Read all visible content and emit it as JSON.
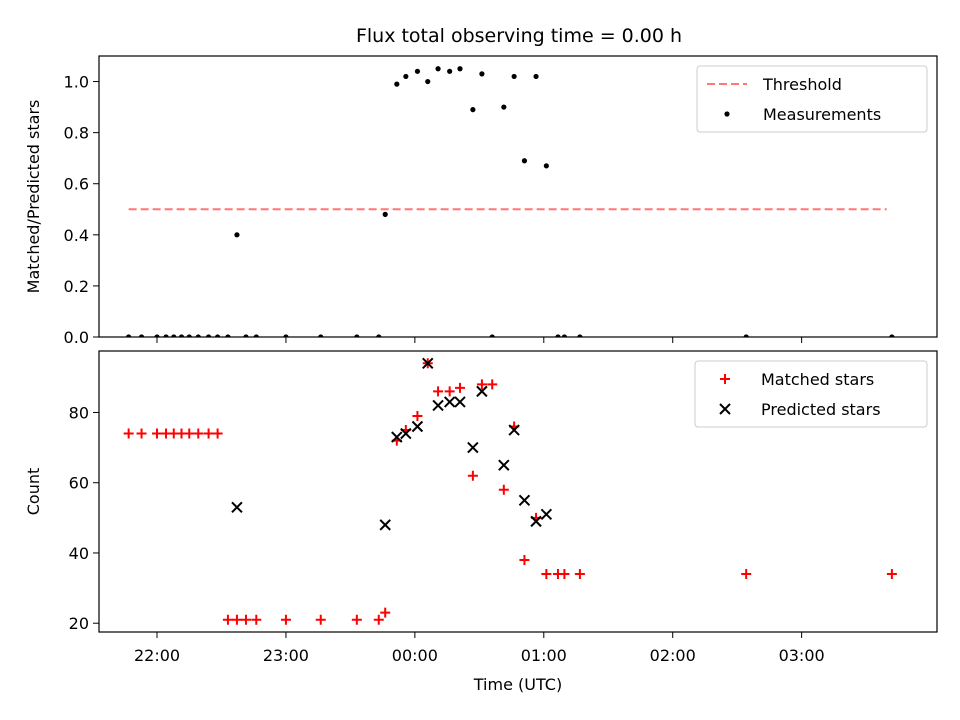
{
  "figure_title": "Flux total observing time = 0.00 h",
  "colors": {
    "threshold": "#ff7777",
    "measurements": "#000000",
    "matched": "#ff0000",
    "predicted": "#000000"
  },
  "chart_data": [
    {
      "type": "scatter",
      "title": "Flux total observing time = 0.00 h",
      "xlabel": "",
      "ylabel": "Matched/Predicted stars",
      "x_unit": "hours (UTC, relative to 00:00; negative = previous evening)",
      "xlim": [
        -2.45,
        4.05
      ],
      "ylim": [
        0,
        1.1
      ],
      "x_ticks": [
        -2,
        -1,
        0,
        1,
        2,
        3
      ],
      "x_tick_labels": [
        "",
        "",
        "",
        "",
        "",
        ""
      ],
      "y_ticks": [
        0.0,
        0.2,
        0.4,
        0.6,
        0.8,
        1.0
      ],
      "y_tick_labels": [
        "0.0",
        "0.2",
        "0.4",
        "0.6",
        "0.8",
        "1.0"
      ],
      "legend_position": "top-right",
      "series": [
        {
          "name": "Threshold",
          "style": "dashed-line",
          "x": [
            -2.22,
            3.66
          ],
          "y": [
            0.5,
            0.5
          ]
        },
        {
          "name": "Measurements",
          "style": "dot",
          "x": [
            -2.22,
            -2.12,
            -2.0,
            -1.93,
            -1.87,
            -1.81,
            -1.75,
            -1.68,
            -1.6,
            -1.53,
            -1.45,
            -1.38,
            -1.31,
            -1.23,
            -1.0,
            -0.73,
            -0.45,
            -0.28,
            -0.23,
            -0.14,
            -0.07,
            0.02,
            0.1,
            0.18,
            0.27,
            0.35,
            0.45,
            0.52,
            0.6,
            0.69,
            0.77,
            0.85,
            0.94,
            1.02,
            1.11,
            1.16,
            1.28,
            2.57,
            3.7
          ],
          "y": [
            0,
            0,
            0,
            0,
            0,
            0,
            0,
            0,
            0,
            0,
            0,
            0.4,
            0,
            0,
            0,
            0,
            0,
            0,
            0.48,
            0.99,
            1.02,
            1.04,
            1.0,
            1.05,
            1.04,
            1.05,
            0.89,
            1.03,
            0,
            0.9,
            1.02,
            0.69,
            1.02,
            0.67,
            0,
            0,
            0,
            0,
            0
          ]
        }
      ]
    },
    {
      "type": "scatter",
      "title": "",
      "xlabel": "Time (UTC)",
      "ylabel": "Count",
      "x_unit": "hours (UTC, relative to 00:00; negative = previous evening)",
      "xlim": [
        -2.45,
        4.05
      ],
      "ylim": [
        17.5,
        97.5
      ],
      "x_ticks": [
        -2,
        -1,
        0,
        1,
        2,
        3
      ],
      "x_tick_labels": [
        "22:00",
        "23:00",
        "00:00",
        "01:00",
        "02:00",
        "03:00"
      ],
      "y_ticks": [
        20,
        40,
        60,
        80
      ],
      "y_tick_labels": [
        "20",
        "40",
        "60",
        "80"
      ],
      "legend_position": "top-right",
      "series": [
        {
          "name": "Matched stars",
          "style": "plus",
          "x": [
            -2.22,
            -2.12,
            -2.0,
            -1.93,
            -1.87,
            -1.81,
            -1.75,
            -1.68,
            -1.6,
            -1.53,
            -1.45,
            -1.38,
            -1.31,
            -1.23,
            -1.0,
            -0.73,
            -0.45,
            -0.28,
            -0.23,
            -0.14,
            -0.07,
            0.02,
            0.1,
            0.18,
            0.27,
            0.35,
            0.45,
            0.52,
            0.6,
            0.69,
            0.77,
            0.85,
            0.94,
            1.02,
            1.11,
            1.16,
            1.28,
            2.57,
            3.7
          ],
          "y": [
            74,
            74,
            74,
            74,
            74,
            74,
            74,
            74,
            74,
            74,
            21,
            21,
            21,
            21,
            21,
            21,
            21,
            21,
            23,
            72,
            75,
            79,
            94,
            86,
            86,
            87,
            62,
            88,
            88,
            58,
            76,
            38,
            50,
            34,
            34,
            34,
            34,
            34,
            34
          ]
        },
        {
          "name": "Predicted stars",
          "style": "x",
          "x": [
            -1.38,
            -0.23,
            -0.14,
            -0.07,
            0.02,
            0.1,
            0.18,
            0.27,
            0.35,
            0.45,
            0.52,
            0.69,
            0.77,
            0.85,
            0.94,
            1.02
          ],
          "y": [
            53,
            48,
            73,
            74,
            76,
            94,
            82,
            83,
            83,
            70,
            86,
            65,
            75,
            55,
            49,
            51
          ]
        }
      ]
    }
  ]
}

__________________________________________________

■ Problem requirements
Every entry above needs to be retyped exactly; drop the pictures.

■ Solution to this task
Read all visible content and emit it as JSON.
{
  "figure_title": "Flux total observing time = 0.00 h",
  "colors": {
    "threshold": "#ff7777",
    "measurements": "#000000",
    "matched": "#ff0000",
    "predicted": "#000000"
  },
  "chart_data": [
    {
      "type": "scatter",
      "title": "Flux total observing time = 0.00 h",
      "xlabel": "",
      "ylabel": "Matched/Predicted stars",
      "x_unit": "hours (UTC, relative to 00:00; negative = previous evening)",
      "xlim": [
        -2.45,
        4.05
      ],
      "ylim": [
        0,
        1.1
      ],
      "x_ticks": [
        -2,
        -1,
        0,
        1,
        2,
        3
      ],
      "x_tick_labels": [
        "",
        "",
        "",
        "",
        "",
        ""
      ],
      "y_ticks": [
        0.0,
        0.2,
        0.4,
        0.6,
        0.8,
        1.0
      ],
      "y_tick_labels": [
        "0.0",
        "0.2",
        "0.4",
        "0.6",
        "0.8",
        "1.0"
      ],
      "legend_position": "top-right",
      "series": [
        {
          "name": "Threshold",
          "style": "dashed-line",
          "x": [
            -2.22,
            3.66
          ],
          "y": [
            0.5,
            0.5
          ]
        },
        {
          "name": "Measurements",
          "style": "dot",
          "x": [
            -2.22,
            -2.12,
            -2.0,
            -1.93,
            -1.87,
            -1.81,
            -1.75,
            -1.68,
            -1.6,
            -1.53,
            -1.45,
            -1.38,
            -1.31,
            -1.23,
            -1.0,
            -0.73,
            -0.45,
            -0.28,
            -0.23,
            -0.14,
            -0.07,
            0.02,
            0.1,
            0.18,
            0.27,
            0.35,
            0.45,
            0.52,
            0.6,
            0.69,
            0.77,
            0.85,
            0.94,
            1.02,
            1.11,
            1.16,
            1.28,
            2.57,
            3.7
          ],
          "y": [
            0,
            0,
            0,
            0,
            0,
            0,
            0,
            0,
            0,
            0,
            0,
            0.4,
            0,
            0,
            0,
            0,
            0,
            0,
            0.48,
            0.99,
            1.02,
            1.04,
            1.0,
            1.05,
            1.04,
            1.05,
            0.89,
            1.03,
            0,
            0.9,
            1.02,
            0.69,
            1.02,
            0.67,
            0,
            0,
            0,
            0,
            0
          ]
        }
      ]
    },
    {
      "type": "scatter",
      "title": "",
      "xlabel": "Time (UTC)",
      "ylabel": "Count",
      "x_unit": "hours (UTC, relative to 00:00; negative = previous evening)",
      "xlim": [
        -2.45,
        4.05
      ],
      "ylim": [
        17.5,
        97.5
      ],
      "x_ticks": [
        -2,
        -1,
        0,
        1,
        2,
        3
      ],
      "x_tick_labels": [
        "22:00",
        "23:00",
        "00:00",
        "01:00",
        "02:00",
        "03:00"
      ],
      "y_ticks": [
        20,
        40,
        60,
        80
      ],
      "y_tick_labels": [
        "20",
        "40",
        "60",
        "80"
      ],
      "legend_position": "top-right",
      "series": [
        {
          "name": "Matched stars",
          "style": "plus",
          "x": [
            -2.22,
            -2.12,
            -2.0,
            -1.93,
            -1.87,
            -1.81,
            -1.75,
            -1.68,
            -1.6,
            -1.53,
            -1.45,
            -1.38,
            -1.31,
            -1.23,
            -1.0,
            -0.73,
            -0.45,
            -0.28,
            -0.23,
            -0.14,
            -0.07,
            0.02,
            0.1,
            0.18,
            0.27,
            0.35,
            0.45,
            0.52,
            0.6,
            0.69,
            0.77,
            0.85,
            0.94,
            1.02,
            1.11,
            1.16,
            1.28,
            2.57,
            3.7
          ],
          "y": [
            74,
            74,
            74,
            74,
            74,
            74,
            74,
            74,
            74,
            74,
            21,
            21,
            21,
            21,
            21,
            21,
            21,
            21,
            23,
            72,
            75,
            79,
            94,
            86,
            86,
            87,
            62,
            88,
            88,
            58,
            76,
            38,
            50,
            34,
            34,
            34,
            34,
            34,
            34
          ]
        },
        {
          "name": "Predicted stars",
          "style": "x",
          "x": [
            -1.38,
            -0.23,
            -0.14,
            -0.07,
            0.02,
            0.1,
            0.18,
            0.27,
            0.35,
            0.45,
            0.52,
            0.69,
            0.77,
            0.85,
            0.94,
            1.02
          ],
          "y": [
            53,
            48,
            73,
            74,
            76,
            94,
            82,
            83,
            83,
            70,
            86,
            65,
            75,
            55,
            49,
            51
          ]
        }
      ]
    }
  ]
}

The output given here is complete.